Select every line holding the word "text" and copy it.

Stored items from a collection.
(begin)

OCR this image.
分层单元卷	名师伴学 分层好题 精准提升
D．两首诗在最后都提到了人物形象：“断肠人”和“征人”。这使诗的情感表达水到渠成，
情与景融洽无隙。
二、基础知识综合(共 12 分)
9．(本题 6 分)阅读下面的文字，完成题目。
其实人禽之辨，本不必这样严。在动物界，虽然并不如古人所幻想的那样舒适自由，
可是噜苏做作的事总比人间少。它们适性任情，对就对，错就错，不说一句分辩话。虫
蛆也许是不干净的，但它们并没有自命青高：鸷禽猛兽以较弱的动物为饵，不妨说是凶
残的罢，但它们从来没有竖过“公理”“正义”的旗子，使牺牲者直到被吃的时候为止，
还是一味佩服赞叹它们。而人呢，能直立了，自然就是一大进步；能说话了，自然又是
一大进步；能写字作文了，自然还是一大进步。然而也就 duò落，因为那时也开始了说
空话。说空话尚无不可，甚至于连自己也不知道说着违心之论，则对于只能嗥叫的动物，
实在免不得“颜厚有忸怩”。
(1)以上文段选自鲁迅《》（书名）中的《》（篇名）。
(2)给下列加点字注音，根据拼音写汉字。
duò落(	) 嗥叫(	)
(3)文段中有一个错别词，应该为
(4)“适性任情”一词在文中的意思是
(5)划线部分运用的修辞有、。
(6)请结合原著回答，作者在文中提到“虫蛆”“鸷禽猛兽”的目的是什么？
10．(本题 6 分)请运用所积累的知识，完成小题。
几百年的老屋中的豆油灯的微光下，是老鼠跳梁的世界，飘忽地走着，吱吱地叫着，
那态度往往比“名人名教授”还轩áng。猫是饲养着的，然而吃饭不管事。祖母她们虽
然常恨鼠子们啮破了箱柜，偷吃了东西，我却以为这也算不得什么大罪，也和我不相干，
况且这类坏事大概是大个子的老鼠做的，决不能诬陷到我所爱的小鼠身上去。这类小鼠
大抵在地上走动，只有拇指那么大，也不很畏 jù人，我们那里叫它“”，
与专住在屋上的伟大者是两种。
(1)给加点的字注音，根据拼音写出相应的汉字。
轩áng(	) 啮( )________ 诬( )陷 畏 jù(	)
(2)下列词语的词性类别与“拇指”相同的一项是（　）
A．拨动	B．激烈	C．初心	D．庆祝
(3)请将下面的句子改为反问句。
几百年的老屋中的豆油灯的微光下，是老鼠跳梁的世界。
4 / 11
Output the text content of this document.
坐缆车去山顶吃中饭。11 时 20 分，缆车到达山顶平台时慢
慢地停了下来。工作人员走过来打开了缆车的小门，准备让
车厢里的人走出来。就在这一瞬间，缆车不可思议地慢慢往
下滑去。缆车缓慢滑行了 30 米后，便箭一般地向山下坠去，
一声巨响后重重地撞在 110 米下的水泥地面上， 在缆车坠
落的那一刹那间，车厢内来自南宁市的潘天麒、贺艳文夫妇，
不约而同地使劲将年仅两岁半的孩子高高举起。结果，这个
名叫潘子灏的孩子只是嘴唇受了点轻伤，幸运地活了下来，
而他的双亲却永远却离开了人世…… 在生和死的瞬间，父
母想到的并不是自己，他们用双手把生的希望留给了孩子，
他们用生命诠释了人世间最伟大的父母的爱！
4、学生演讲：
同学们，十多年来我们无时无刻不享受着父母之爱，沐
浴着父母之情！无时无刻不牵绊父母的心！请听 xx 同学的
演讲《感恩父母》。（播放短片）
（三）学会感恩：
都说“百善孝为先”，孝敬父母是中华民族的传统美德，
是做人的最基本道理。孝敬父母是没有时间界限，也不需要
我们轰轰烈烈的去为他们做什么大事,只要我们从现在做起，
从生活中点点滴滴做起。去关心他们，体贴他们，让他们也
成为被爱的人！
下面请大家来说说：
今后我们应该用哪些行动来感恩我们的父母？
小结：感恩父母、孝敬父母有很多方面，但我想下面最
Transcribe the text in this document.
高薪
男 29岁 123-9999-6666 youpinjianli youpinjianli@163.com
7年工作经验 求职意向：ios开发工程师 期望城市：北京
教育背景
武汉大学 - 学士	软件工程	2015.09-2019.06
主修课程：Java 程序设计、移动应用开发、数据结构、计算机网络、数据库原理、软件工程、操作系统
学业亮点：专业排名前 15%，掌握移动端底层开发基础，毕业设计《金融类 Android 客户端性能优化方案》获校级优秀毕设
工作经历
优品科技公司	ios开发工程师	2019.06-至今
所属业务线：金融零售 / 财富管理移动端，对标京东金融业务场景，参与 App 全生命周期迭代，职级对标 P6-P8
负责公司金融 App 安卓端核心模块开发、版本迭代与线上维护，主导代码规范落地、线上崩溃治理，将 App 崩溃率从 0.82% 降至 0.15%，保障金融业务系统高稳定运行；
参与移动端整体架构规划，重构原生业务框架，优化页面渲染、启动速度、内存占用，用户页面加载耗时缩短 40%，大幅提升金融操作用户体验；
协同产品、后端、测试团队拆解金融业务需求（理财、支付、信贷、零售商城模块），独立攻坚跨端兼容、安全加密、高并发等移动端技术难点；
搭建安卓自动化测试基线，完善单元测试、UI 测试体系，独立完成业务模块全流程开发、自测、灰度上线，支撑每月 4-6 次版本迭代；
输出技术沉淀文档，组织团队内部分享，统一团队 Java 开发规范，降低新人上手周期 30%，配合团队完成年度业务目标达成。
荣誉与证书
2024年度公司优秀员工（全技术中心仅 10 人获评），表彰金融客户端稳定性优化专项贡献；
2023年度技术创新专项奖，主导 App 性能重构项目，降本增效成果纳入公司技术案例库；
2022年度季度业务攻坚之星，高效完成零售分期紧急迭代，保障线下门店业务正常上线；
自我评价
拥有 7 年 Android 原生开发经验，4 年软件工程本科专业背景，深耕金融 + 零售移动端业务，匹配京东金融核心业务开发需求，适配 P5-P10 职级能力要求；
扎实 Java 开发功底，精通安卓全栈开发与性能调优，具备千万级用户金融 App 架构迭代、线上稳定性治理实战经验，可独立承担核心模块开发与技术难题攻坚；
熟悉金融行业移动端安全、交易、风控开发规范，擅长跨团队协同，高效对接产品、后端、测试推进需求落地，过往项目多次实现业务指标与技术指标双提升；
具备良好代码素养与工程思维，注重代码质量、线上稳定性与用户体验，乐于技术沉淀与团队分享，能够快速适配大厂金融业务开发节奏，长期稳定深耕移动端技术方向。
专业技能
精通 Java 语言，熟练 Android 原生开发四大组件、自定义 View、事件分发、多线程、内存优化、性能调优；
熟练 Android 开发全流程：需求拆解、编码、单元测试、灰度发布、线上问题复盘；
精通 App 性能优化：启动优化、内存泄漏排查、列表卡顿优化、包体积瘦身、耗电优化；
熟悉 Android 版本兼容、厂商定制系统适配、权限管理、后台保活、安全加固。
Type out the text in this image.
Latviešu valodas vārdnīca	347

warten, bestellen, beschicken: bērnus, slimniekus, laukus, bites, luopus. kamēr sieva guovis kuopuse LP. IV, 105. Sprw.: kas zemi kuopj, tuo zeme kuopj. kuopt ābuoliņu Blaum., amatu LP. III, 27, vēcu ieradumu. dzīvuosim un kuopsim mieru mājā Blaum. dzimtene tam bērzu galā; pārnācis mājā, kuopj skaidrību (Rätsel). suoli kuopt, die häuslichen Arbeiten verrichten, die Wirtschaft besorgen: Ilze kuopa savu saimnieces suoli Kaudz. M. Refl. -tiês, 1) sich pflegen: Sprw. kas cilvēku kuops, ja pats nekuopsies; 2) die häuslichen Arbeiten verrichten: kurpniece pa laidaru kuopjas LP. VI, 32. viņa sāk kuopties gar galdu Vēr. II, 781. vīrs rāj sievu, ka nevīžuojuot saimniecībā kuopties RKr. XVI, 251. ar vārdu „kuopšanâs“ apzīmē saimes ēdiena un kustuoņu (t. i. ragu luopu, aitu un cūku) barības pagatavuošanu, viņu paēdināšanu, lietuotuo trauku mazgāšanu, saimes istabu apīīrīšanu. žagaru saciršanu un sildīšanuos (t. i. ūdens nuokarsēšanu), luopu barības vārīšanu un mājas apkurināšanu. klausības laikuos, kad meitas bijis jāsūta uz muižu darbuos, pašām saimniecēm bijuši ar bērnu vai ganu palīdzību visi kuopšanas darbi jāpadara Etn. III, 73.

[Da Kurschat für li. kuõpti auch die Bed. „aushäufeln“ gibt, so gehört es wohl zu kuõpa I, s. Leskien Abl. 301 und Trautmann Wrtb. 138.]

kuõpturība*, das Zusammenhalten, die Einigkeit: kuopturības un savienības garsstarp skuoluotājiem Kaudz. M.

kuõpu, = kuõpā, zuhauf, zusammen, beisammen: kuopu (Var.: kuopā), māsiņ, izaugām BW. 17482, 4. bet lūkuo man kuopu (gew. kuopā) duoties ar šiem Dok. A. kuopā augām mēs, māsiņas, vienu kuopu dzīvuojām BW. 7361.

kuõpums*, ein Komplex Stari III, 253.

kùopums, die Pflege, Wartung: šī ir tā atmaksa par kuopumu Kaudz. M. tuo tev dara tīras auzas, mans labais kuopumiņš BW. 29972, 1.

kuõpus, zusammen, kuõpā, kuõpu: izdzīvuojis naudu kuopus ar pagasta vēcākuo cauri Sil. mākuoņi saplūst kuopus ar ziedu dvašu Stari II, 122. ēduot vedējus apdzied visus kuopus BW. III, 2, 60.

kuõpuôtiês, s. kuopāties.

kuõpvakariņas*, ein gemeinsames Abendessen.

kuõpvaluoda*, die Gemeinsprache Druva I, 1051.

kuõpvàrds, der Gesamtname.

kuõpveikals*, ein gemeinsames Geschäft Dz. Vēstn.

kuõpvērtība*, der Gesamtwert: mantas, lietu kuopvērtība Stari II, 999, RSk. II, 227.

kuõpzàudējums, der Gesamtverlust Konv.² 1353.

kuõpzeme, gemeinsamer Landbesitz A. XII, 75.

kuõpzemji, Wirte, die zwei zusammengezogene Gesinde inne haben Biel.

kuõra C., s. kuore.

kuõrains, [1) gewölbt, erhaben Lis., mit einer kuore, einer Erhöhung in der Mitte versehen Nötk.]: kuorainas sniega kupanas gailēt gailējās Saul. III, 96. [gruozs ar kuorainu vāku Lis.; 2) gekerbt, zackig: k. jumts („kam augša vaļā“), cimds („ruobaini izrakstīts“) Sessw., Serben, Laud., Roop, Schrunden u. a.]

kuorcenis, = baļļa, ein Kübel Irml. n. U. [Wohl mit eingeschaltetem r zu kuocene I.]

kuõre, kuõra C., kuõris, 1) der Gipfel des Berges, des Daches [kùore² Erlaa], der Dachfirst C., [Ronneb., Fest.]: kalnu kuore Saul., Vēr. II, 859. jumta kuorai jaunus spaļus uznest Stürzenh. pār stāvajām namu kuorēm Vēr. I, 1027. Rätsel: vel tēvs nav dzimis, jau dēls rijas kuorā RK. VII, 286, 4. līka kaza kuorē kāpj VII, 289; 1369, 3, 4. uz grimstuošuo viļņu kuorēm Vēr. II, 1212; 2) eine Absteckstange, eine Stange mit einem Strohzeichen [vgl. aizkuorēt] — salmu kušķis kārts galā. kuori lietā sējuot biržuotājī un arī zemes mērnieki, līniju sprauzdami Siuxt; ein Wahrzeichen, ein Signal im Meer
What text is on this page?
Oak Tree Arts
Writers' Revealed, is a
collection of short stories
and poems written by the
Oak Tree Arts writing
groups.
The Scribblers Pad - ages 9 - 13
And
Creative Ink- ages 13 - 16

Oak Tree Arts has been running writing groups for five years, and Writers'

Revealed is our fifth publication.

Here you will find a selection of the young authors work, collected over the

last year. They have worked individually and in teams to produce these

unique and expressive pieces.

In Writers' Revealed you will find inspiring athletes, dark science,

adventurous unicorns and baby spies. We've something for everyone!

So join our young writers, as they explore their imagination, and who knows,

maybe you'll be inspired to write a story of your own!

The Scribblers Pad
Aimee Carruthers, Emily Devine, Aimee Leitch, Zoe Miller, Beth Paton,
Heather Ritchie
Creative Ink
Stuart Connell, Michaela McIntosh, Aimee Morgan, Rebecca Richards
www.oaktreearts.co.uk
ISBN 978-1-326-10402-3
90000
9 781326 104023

(end)

ANSWER IN FULL.
Output the text content of this document.
Transcribe the text in this document.
Type out the text in this image.
What text is on this page?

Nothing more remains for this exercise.